→ Stated exercise:
What is the number of lines containing the string "looked"? Answer with the number only.
============================================================
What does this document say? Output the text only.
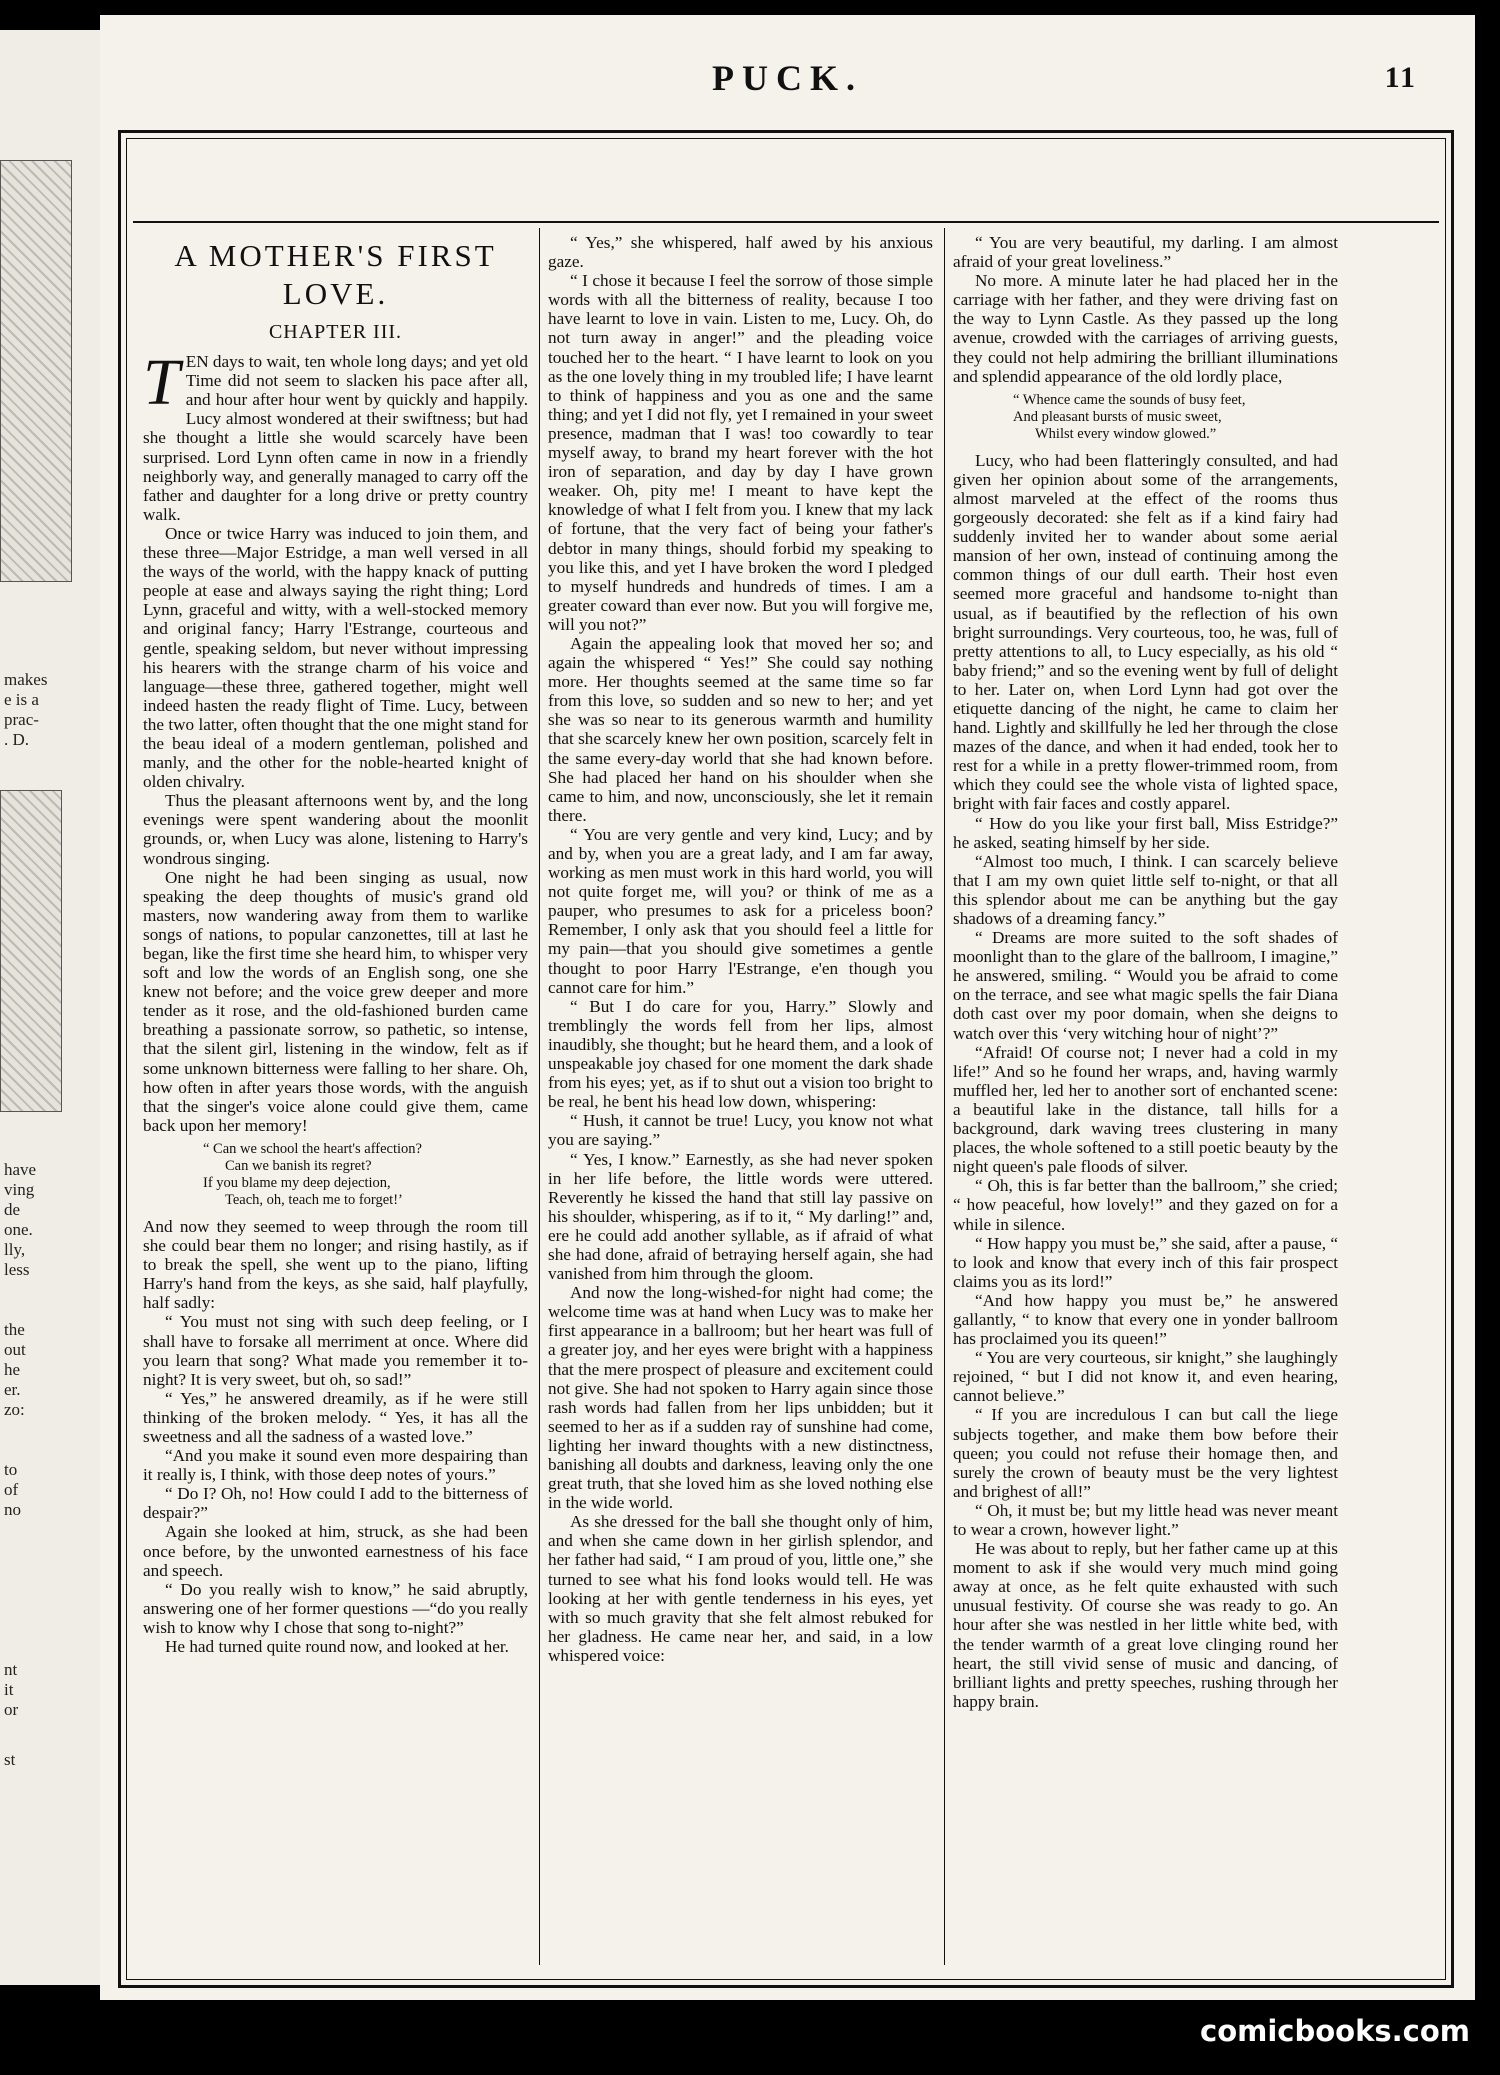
makes
e is a
prac-
. D.
have
ving
de
one.
lly,
less
the
out
he
er.
zo:
to
of
no
nt
it
or
st
PUCK.	11
A MOTHER'S FIRST LOVE.
CHAPTER III.
T EN days to wait, ten whole long days; and yet old Time did not seem to slacken his pace after all, and hour after hour went by quickly and happily. Lucy almost wondered at their swiftness; but had she thought a little she would scarcely have been surprised. Lord Lynn often came in now in a friendly neighborly way, and generally managed to carry off the father and daughter for a long drive or pretty country walk.

Once or twice Harry was induced to join them, and these three—Major Estridge, a man well versed in all the ways of the world, with the happy knack of putting people at ease and always saying the right thing; Lord Lynn, graceful and witty, with a well-stocked memory and original fancy; Harry l'Estrange, courteous and gentle, speaking seldom, but never without impressing his hearers with the strange charm of his voice and language—these three, gathered together, might well indeed hasten the ready flight of Time. Lucy, between the two latter, often thought that the one might stand for the beau ideal of a modern gentleman, polished and manly, and the other for the noble-hearted knight of olden chivalry.

Thus the pleasant afternoons went by, and the long evenings were spent wandering about the moonlit grounds, or, when Lucy was alone, listening to Harry's wondrous singing.

One night he had been singing as usual, now speaking the deep thoughts of music's grand old masters, now wandering away from them to warlike songs of nations, to popular canzonettes, till at last he began, like the first time she heard him, to whisper very soft and low the words of an English song, one she knew not before; and the voice grew deeper and more tender as it rose, and the old-fashioned burden came breathing a passionate sorrow, so pathetic, so intense, that the silent girl, listening in the window, felt as if some unknown bitterness were falling to her share. Oh, how often in after years those words, with the anguish that the singer's voice alone could give them, came back upon her memory!

“ Can we school the heart's affection?
Can we banish its regret?
If you blame my deep dejection,
Teach, oh, teach me to forget!’

And now they seemed to weep through the room till she could bear them no longer; and rising hastily, as if to break the spell, she went up to the piano, lifting Harry's hand from the keys, as she said, half playfully, half sadly:

“ You must not sing with such deep feeling, or I shall have to forsake all merriment at once. Where did you learn that song? What made you remember it to-night? It is very sweet, but oh, so sad!”

“ Yes,” he answered dreamily, as if he were still thinking of the broken melody. “ Yes, it has all the sweetness and all the sadness of a wasted love.”

“And you make it sound even more despairing than it really is, I think, with those deep notes of yours.”

“ Do I? Oh, no! How could I add to the bitterness of despair?”

Again she looked at him, struck, as she had been once before, by the unwonted earnestness of his face and speech.

“ Do you really wish to know,” he said abruptly, answering one of her former questions —“do you really wish to know why I chose that song to-night?”

He had turned quite round now, and looked at her.

“ Yes,” she whispered, half awed by his anxious gaze.

“ I chose it because I feel the sorrow of those simple words with all the bitterness of reality, because I too have learnt to love in vain. Listen to me, Lucy. Oh, do not turn away in anger!” and the pleading voice touched her to the heart. “ I have learnt to look on you as the one lovely thing in my troubled life; I have learnt to think of happiness and you as one and the same thing; and yet I did not fly, yet I remained in your sweet presence, madman that I was! too cowardly to tear myself away, to brand my heart forever with the hot iron of separation, and day by day I have grown weaker. Oh, pity me! I meant to have kept the knowledge of what I felt from you. I knew that my lack of fortune, that the very fact of being your father's debtor in many things, should forbid my speaking to you like this, and yet I have broken the word I pledged to myself hundreds and hundreds of times. I am a greater coward than ever now. But you will forgive me, will you not?”

Again the appealing look that moved her so; and again the whispered “ Yes!” She could say nothing more. Her thoughts seemed at the same time so far from this love, so sudden and so new to her; and yet she was so near to its generous warmth and humility that she scarcely knew her own position, scarcely felt in the same every-day world that she had known before. She had placed her hand on his shoulder when she came to him, and now, unconsciously, she let it remain there.

“ You are very gentle and very kind, Lucy; and by and by, when you are a great lady, and I am far away, working as men must work in this hard world, you will not quite forget me, will you? or think of me as a pauper, who presumes to ask for a priceless boon? Remember, I only ask that you should feel a little for my pain—that you should give sometimes a gentle thought to poor Harry l'Estrange, e'en though you cannot care for him.”

“ But I do care for you, Harry.” Slowly and tremblingly the words fell from her lips, almost inaudibly, she thought; but he heard them, and a look of unspeakable joy chased for one moment the dark shade from his eyes; yet, as if to shut out a vision too bright to be real, he bent his head low down, whispering:

“ Hush, it cannot be true! Lucy, you know not what you are saying.”

“ Yes, I know.” Earnestly, as she had never spoken in her life before, the little words were uttered. Reverently he kissed the hand that still lay passive on his shoulder, whispering, as if to it, “ My darling!” and, ere he could add another syllable, as if afraid of what she had done, afraid of betraying herself again, she had vanished from him through the gloom.

And now the long-wished-for night had come; the welcome time was at hand when Lucy was to make her first appearance in a ballroom; but her heart was full of a greater joy, and her eyes were bright with a happiness that the mere prospect of pleasure and excitement could not give. She had not spoken to Harry again since those rash words had fallen from her lips unbidden; but it seemed to her as if a sudden ray of sunshine had come, lighting her inward thoughts with a new distinctness, banishing all doubts and darkness, leaving only the one great truth, that she loved him as she loved nothing else in the wide world.

As she dressed for the ball she thought only of him, and when she came down in her girlish splendor, and her father had said, “ I am proud of you, little one,” she turned to see what his fond looks would tell. He was looking at her with gentle tenderness in his eyes, yet with so much gravity that she felt almost rebuked for her gladness. He came near her, and said, in a low whispered voice:

“ You are very beautiful, my darling. I am almost afraid of your great loveliness.”

No more. A minute later he had placed her in the carriage with her father, and they were driving fast on the way to Lynn Castle. As they passed up the long avenue, crowded with the carriages of arriving guests, they could not help admiring the brilliant illuminations and splendid appearance of the old lordly place,

“ Whence came the sounds of busy feet,
And pleasant bursts of music sweet,
Whilst every window glowed.”

Lucy, who had been flatteringly consulted, and had given her opinion about some of the arrangements, almost marveled at the effect of the rooms thus gorgeously decorated: she felt as if a kind fairy had suddenly invited her to wander about some aerial mansion of her own, instead of continuing among the common things of our dull earth. Their host even seemed more graceful and handsome to-night than usual, as if beautified by the reflection of his own bright surroundings. Very courteous, too, he was, full of pretty attentions to all, to Lucy especially, as his old “ baby friend;” and so the evening went by full of delight to her. Later on, when Lord Lynn had got over the etiquette dancing of the night, he came to claim her hand. Lightly and skillfully he led her through the close mazes of the dance, and when it had ended, took her to rest for a while in a pretty flower-trimmed room, from which they could see the whole vista of lighted space, bright with fair faces and costly apparel.

“ How do you like your first ball, Miss Estridge?” he asked, seating himself by her side.

“Almost too much, I think. I can scarcely believe that I am my own quiet little self to-night, or that all this splendor about me can be anything but the gay shadows of a dreaming fancy.”

“ Dreams are more suited to the soft shades of moonlight than to the glare of the ballroom, I imagine,” he answered, smiling. “ Would you be afraid to come on the terrace, and see what magic spells the fair Diana doth cast over my poor domain, when she deigns to watch over this ‘very witching hour of night’?”

“Afraid! Of course not; I never had a cold in my life!” And so he found her wraps, and, having warmly muffled her, led her to another sort of enchanted scene: a beautiful lake in the distance, tall hills for a background, dark waving trees clustering in many places, the whole softened to a still poetic beauty by the night queen's pale floods of silver.

“ Oh, this is far better than the ballroom,” she cried; “ how peaceful, how lovely!” and they gazed on for a while in silence.

“ How happy you must be,” she said, after a pause, “ to look and know that every inch of this fair prospect claims you as its lord!”

“And how happy you must be,” he answered gallantly, “ to know that every one in yonder ballroom has proclaimed you its queen!”

“ You are very courteous, sir knight,” she laughingly rejoined, “ but I did not know it, and even hearing, cannot believe.”

“ If you are incredulous I can but call the liege subjects together, and make them bow before their queen; you could not refuse their homage then, and surely the crown of beauty must be the very lightest and brighest of all!”

“ Oh, it must be; but my little head was never meant to wear a crown, however light.”

He was about to reply, but her father came up at this moment to ask if she would very much mind going away at once, as he felt quite exhausted with such unusual festivity. Of course she was ready to go. An hour after she was nestled in her little white bed, with the tender warmth of a great love clinging round her heart, the still vivid sense of music and dancing, of brilliant lights and pretty speeches, rushing through her happy brain.

comicbooks.com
============================================================
→ Solution to this problem:
2